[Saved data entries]
-- Begin --

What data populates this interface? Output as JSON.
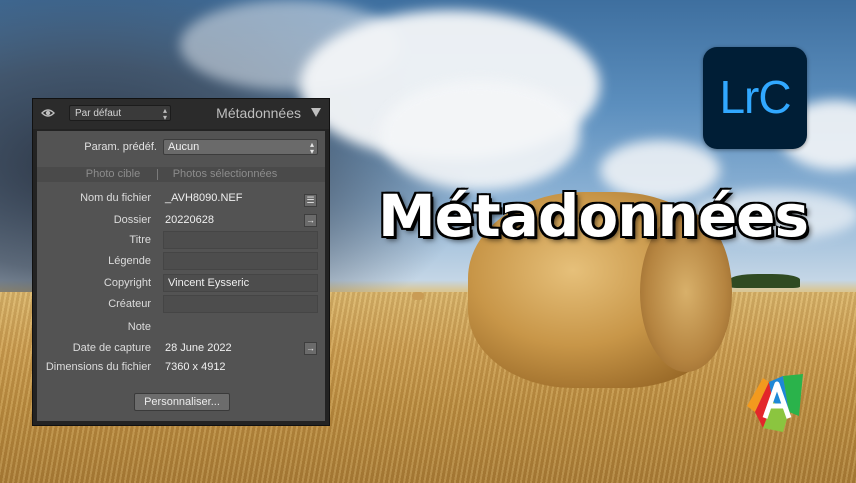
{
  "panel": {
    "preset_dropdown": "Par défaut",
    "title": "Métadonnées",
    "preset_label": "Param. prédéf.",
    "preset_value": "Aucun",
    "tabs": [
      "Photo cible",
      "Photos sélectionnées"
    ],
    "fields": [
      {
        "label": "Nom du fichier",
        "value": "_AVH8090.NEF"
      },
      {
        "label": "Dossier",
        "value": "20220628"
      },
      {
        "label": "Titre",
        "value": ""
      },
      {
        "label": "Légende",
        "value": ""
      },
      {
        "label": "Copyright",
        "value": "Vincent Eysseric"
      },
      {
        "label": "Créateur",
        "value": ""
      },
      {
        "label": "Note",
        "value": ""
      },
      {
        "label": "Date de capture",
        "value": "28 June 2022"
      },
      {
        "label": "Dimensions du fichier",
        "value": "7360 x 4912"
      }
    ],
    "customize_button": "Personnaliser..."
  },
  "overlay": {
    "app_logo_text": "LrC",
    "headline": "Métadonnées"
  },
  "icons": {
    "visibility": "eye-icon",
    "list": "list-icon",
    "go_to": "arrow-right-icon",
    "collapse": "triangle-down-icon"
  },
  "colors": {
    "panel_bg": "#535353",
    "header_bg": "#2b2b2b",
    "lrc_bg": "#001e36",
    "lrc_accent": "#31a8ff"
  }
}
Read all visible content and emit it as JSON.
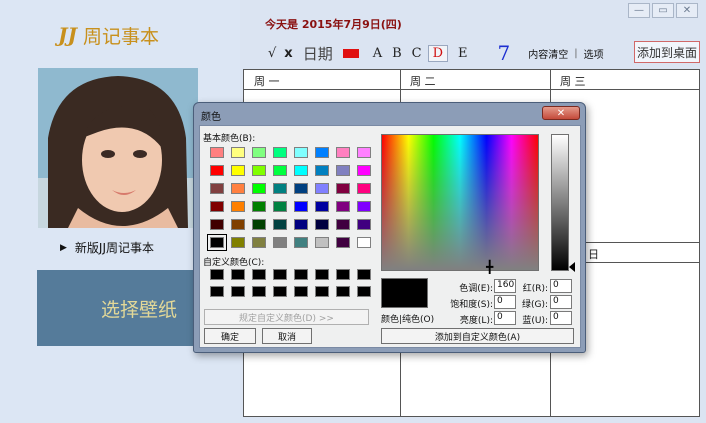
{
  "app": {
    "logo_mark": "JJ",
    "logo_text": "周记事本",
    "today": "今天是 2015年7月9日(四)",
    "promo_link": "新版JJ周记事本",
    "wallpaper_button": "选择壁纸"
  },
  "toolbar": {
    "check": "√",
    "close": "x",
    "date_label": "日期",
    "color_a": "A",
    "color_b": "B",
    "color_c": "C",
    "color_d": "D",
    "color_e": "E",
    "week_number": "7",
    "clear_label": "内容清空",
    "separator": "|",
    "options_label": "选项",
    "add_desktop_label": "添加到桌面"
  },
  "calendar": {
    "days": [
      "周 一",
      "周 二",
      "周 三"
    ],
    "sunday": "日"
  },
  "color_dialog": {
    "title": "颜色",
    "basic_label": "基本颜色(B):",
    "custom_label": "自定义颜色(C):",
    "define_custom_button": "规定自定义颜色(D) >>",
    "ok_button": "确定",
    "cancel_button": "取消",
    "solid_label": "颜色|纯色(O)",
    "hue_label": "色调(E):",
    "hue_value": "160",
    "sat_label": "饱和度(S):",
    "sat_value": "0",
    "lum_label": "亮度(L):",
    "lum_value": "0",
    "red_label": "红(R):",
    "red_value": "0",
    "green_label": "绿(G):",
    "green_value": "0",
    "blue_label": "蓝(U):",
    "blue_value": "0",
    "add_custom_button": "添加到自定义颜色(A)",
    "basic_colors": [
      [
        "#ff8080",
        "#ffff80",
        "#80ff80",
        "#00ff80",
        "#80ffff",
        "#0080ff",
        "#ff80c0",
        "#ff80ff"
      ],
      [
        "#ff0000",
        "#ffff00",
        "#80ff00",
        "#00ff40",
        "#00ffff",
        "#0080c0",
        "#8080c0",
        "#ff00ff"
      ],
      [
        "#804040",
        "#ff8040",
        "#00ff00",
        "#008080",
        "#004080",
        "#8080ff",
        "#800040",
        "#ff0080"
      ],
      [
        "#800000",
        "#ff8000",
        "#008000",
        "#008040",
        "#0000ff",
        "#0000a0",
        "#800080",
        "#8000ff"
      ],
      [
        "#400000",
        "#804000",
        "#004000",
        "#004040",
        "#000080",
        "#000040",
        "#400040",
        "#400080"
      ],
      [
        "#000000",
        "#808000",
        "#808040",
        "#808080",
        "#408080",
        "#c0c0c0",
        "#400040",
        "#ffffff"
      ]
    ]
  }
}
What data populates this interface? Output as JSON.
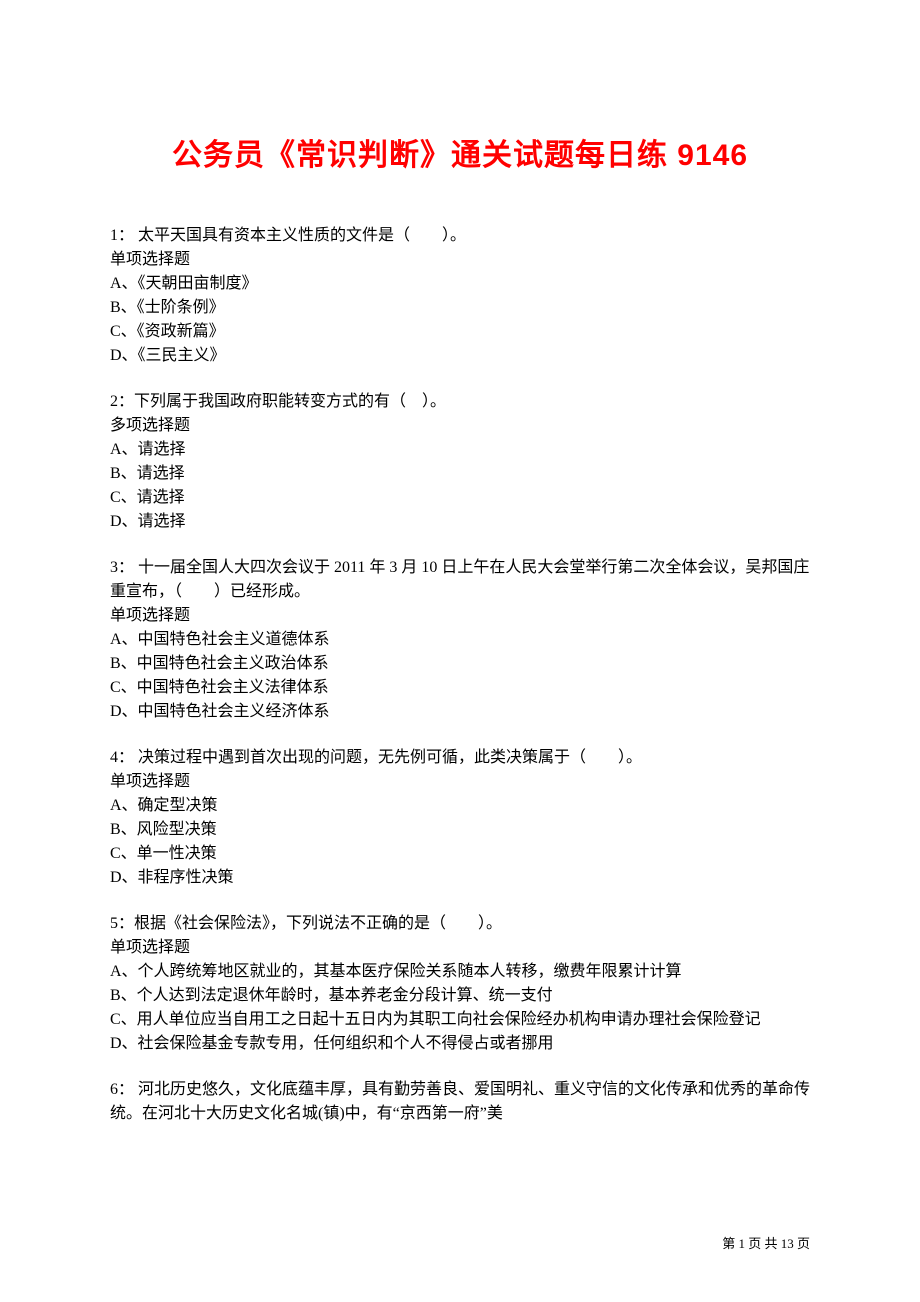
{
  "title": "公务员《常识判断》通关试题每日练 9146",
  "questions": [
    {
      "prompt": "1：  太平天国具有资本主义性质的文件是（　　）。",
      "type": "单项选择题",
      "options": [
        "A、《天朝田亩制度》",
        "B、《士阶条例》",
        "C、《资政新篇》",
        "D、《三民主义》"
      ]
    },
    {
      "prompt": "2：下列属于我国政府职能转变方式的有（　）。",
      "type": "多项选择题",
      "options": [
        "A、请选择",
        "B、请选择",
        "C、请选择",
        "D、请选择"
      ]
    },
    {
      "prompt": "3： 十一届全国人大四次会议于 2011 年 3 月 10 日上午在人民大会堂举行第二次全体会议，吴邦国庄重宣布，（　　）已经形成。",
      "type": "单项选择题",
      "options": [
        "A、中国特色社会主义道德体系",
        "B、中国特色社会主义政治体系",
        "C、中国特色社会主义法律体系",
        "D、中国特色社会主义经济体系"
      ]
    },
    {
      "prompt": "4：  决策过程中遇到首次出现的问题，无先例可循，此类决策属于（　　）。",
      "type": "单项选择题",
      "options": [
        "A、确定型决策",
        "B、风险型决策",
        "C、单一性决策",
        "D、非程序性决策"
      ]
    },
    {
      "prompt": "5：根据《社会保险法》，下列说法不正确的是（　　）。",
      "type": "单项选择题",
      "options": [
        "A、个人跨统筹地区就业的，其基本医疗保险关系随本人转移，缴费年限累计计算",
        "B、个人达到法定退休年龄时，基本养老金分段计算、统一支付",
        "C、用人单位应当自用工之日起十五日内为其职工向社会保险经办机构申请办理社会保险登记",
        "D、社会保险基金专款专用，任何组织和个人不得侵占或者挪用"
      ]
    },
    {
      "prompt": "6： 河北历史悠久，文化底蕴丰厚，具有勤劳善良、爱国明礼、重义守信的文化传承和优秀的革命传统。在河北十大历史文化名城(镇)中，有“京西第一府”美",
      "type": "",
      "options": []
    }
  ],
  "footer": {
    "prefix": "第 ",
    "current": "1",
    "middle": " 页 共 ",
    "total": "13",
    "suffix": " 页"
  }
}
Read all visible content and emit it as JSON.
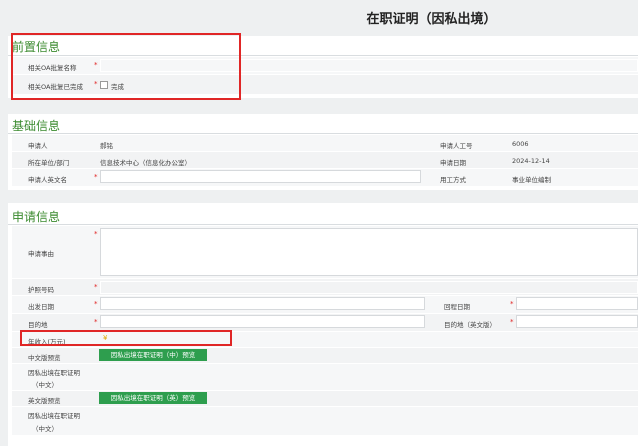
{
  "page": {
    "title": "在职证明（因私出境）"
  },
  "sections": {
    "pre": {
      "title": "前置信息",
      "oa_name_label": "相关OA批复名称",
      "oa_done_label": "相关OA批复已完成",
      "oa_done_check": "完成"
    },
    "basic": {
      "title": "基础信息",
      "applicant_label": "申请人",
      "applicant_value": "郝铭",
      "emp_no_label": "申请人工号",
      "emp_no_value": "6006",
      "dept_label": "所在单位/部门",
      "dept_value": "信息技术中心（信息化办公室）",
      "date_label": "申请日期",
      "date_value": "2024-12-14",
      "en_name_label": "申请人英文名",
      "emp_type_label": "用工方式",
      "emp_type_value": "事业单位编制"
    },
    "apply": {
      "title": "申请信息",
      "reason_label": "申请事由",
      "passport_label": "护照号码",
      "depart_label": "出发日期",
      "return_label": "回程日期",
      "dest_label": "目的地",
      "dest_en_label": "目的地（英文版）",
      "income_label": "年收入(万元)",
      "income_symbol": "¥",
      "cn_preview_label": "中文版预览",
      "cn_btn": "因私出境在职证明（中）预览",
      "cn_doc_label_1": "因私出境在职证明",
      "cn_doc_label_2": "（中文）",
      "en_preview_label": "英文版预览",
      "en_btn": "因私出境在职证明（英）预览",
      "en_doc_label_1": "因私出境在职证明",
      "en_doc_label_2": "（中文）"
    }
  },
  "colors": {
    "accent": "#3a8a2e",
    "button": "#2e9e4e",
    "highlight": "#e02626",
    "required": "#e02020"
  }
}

-- End --

Reproduce all of the material exactly, apart from the pictures.

What data populates this interface? Output as JSON.
{
  "panel": {
    "preset_dropdown": "Par défaut",
    "title": "Métadonnées",
    "preset_label": "Param. prédéf.",
    "preset_value": "Aucun",
    "tabs": [
      "Photo cible",
      "Photos sélectionnées"
    ],
    "fields": [
      {
        "label": "Nom du fichier",
        "value": "_AVH8090.NEF"
      },
      {
        "label": "Dossier",
        "value": "20220628"
      },
      {
        "label": "Titre",
        "value": ""
      },
      {
        "label": "Légende",
        "value": ""
      },
      {
        "label": "Copyright",
        "value": "Vincent Eysseric"
      },
      {
        "label": "Créateur",
        "value": ""
      },
      {
        "label": "Note",
        "value": ""
      },
      {
        "label": "Date de capture",
        "value": "28 June 2022"
      },
      {
        "label": "Dimensions du fichier",
        "value": "7360 x 4912"
      }
    ],
    "customize_button": "Personnaliser..."
  },
  "overlay": {
    "app_logo_text": "LrC",
    "headline": "Métadonnées"
  },
  "icons": {
    "visibility": "eye-icon",
    "list": "list-icon",
    "go_to": "arrow-right-icon",
    "collapse": "triangle-down-icon"
  },
  "colors": {
    "panel_bg": "#535353",
    "header_bg": "#2b2b2b",
    "lrc_bg": "#001e36",
    "lrc_accent": "#31a8ff"
  }
}
Read all visible content and emit it as JSON.
{
  "app": {
    "logo_mark": "JJ",
    "logo_text": "周记事本",
    "today": "今天是 2015年7月9日(四)",
    "promo_link": "新版JJ周记事本",
    "wallpaper_button": "选择壁纸"
  },
  "toolbar": {
    "check": "√",
    "close": "x",
    "date_label": "日期",
    "color_a": "A",
    "color_b": "B",
    "color_c": "C",
    "color_d": "D",
    "color_e": "E",
    "week_number": "7",
    "clear_label": "内容清空",
    "separator": "|",
    "options_label": "选项",
    "add_desktop_label": "添加到桌面"
  },
  "calendar": {
    "days": [
      "周 一",
      "周 二",
      "周 三"
    ],
    "sunday": "日"
  },
  "color_dialog": {
    "title": "颜色",
    "basic_label": "基本颜色(B):",
    "custom_label": "自定义颜色(C):",
    "define_custom_button": "规定自定义颜色(D) >>",
    "ok_button": "确定",
    "cancel_button": "取消",
    "solid_label": "颜色|纯色(O)",
    "hue_label": "色调(E):",
    "hue_value": "160",
    "sat_label": "饱和度(S):",
    "sat_value": "0",
    "lum_label": "亮度(L):",
    "lum_value": "0",
    "red_label": "红(R):",
    "red_value": "0",
    "green_label": "绿(G):",
    "green_value": "0",
    "blue_label": "蓝(U):",
    "blue_value": "0",
    "add_custom_button": "添加到自定义颜色(A)",
    "basic_colors": [
      [
        "#ff8080",
        "#ffff80",
        "#80ff80",
        "#00ff80",
        "#80ffff",
        "#0080ff",
        "#ff80c0",
        "#ff80ff"
      ],
      [
        "#ff0000",
        "#ffff00",
        "#80ff00",
        "#00ff40",
        "#00ffff",
        "#0080c0",
        "#8080c0",
        "#ff00ff"
      ],
      [
        "#804040",
        "#ff8040",
        "#00ff00",
        "#008080",
        "#004080",
        "#8080ff",
        "#800040",
        "#ff0080"
      ],
      [
        "#800000",
        "#ff8000",
        "#008000",
        "#008040",
        "#0000ff",
        "#0000a0",
        "#800080",
        "#8000ff"
      ],
      [
        "#400000",
        "#804000",
        "#004000",
        "#004040",
        "#000080",
        "#000040",
        "#400040",
        "#400080"
      ],
      [
        "#000000",
        "#808000",
        "#808040",
        "#808080",
        "#408080",
        "#c0c0c0",
        "#400040",
        "#ffffff"
      ]
    ]
  }
}
What data populates this interface? Output as JSON.
{
  "title": "公务员《常识判断》通关试题每日练 9146",
  "questions": [
    {
      "prompt": "1：  太平天国具有资本主义性质的文件是（　　）。",
      "type": "单项选择题",
      "options": [
        "A、《天朝田亩制度》",
        "B、《士阶条例》",
        "C、《资政新篇》",
        "D、《三民主义》"
      ]
    },
    {
      "prompt": "2：下列属于我国政府职能转变方式的有（　）。",
      "type": "多项选择题",
      "options": [
        "A、请选择",
        "B、请选择",
        "C、请选择",
        "D、请选择"
      ]
    },
    {
      "prompt": "3： 十一届全国人大四次会议于 2011 年 3 月 10 日上午在人民大会堂举行第二次全体会议，吴邦国庄重宣布，（　　）已经形成。",
      "type": "单项选择题",
      "options": [
        "A、中国特色社会主义道德体系",
        "B、中国特色社会主义政治体系",
        "C、中国特色社会主义法律体系",
        "D、中国特色社会主义经济体系"
      ]
    },
    {
      "prompt": "4：  决策过程中遇到首次出现的问题，无先例可循，此类决策属于（　　）。",
      "type": "单项选择题",
      "options": [
        "A、确定型决策",
        "B、风险型决策",
        "C、单一性决策",
        "D、非程序性决策"
      ]
    },
    {
      "prompt": "5：根据《社会保险法》，下列说法不正确的是（　　）。",
      "type": "单项选择题",
      "options": [
        "A、个人跨统筹地区就业的，其基本医疗保险关系随本人转移，缴费年限累计计算",
        "B、个人达到法定退休年龄时，基本养老金分段计算、统一支付",
        "C、用人单位应当自用工之日起十五日内为其职工向社会保险经办机构申请办理社会保险登记",
        "D、社会保险基金专款专用，任何组织和个人不得侵占或者挪用"
      ]
    },
    {
      "prompt": "6： 河北历史悠久，文化底蕴丰厚，具有勤劳善良、爱国明礼、重义守信的文化传承和优秀的革命传统。在河北十大历史文化名城(镇)中，有“京西第一府”美",
      "type": "",
      "options": []
    }
  ],
  "footer": {
    "prefix": "第 ",
    "current": "1",
    "middle": " 页 共 ",
    "total": "13",
    "suffix": " 页"
  }
}
Read all visible content and emit it as JSON.
{
  "page": {
    "title": "在职证明（因私出境）"
  },
  "sections": {
    "pre": {
      "title": "前置信息",
      "oa_name_label": "相关OA批复名称",
      "oa_done_label": "相关OA批复已完成",
      "oa_done_check": "完成"
    },
    "basic": {
      "title": "基础信息",
      "applicant_label": "申请人",
      "applicant_value": "郝铭",
      "emp_no_label": "申请人工号",
      "emp_no_value": "6006",
      "dept_label": "所在单位/部门",
      "dept_value": "信息技术中心（信息化办公室）",
      "date_label": "申请日期",
      "date_value": "2024-12-14",
      "en_name_label": "申请人英文名",
      "emp_type_label": "用工方式",
      "emp_type_value": "事业单位编制"
    },
    "apply": {
      "title": "申请信息",
      "reason_label": "申请事由",
      "passport_label": "护照号码",
      "depart_label": "出发日期",
      "return_label": "回程日期",
      "dest_label": "目的地",
      "dest_en_label": "目的地（英文版）",
      "income_label": "年收入(万元)",
      "income_symbol": "¥",
      "cn_preview_label": "中文版预览",
      "cn_btn": "因私出境在职证明（中）预览",
      "cn_doc_label_1": "因私出境在职证明",
      "cn_doc_label_2": "（中文）",
      "en_preview_label": "英文版预览",
      "en_btn": "因私出境在职证明（英）预览",
      "en_doc_label_1": "因私出境在职证明",
      "en_doc_label_2": "（中文）"
    }
  },
  "colors": {
    "accent": "#3a8a2e",
    "button": "#2e9e4e",
    "highlight": "#e02626",
    "required": "#e02020"
  }
}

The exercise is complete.